Write out every record in full, exactly as written, please.

--*--

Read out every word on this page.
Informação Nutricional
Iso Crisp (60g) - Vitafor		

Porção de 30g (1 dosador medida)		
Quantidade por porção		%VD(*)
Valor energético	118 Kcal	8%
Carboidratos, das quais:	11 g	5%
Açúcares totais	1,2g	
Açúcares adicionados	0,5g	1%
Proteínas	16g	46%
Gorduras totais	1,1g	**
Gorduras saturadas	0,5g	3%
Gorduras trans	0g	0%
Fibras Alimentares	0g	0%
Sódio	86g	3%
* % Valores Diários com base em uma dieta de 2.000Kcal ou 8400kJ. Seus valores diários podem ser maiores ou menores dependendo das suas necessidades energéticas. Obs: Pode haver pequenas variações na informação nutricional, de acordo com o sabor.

--*--

**Result of this exercise:**
Read out every word on this page.
Informação Nutricional
Iso Crisp (60g) - Vitafor		

Porção de 30g (1 dosador medida)		
Quantidade por porção		%VD(*)
Valor energético	118 Kcal	8%
Carboidratos, das quais:	11 g	5%
Açúcares totais	1,2g	
Açúcares adicionados	0,5g	1%
Proteínas	16g	46%
Gorduras totais	1,1g	**
Gorduras saturadas	0,5g	3%
Gorduras trans	0g	0%
Fibras Alimentares	0g	0%
Sódio	86g	3%
* % Valores Diários com base em uma dieta de 2.000Kcal ou 8400kJ. Seus valores diários podem ser maiores ou menores dependendo das suas necessidades energéticas. Obs: Pode haver pequenas variações na informação nutricional, de acordo com o sabor.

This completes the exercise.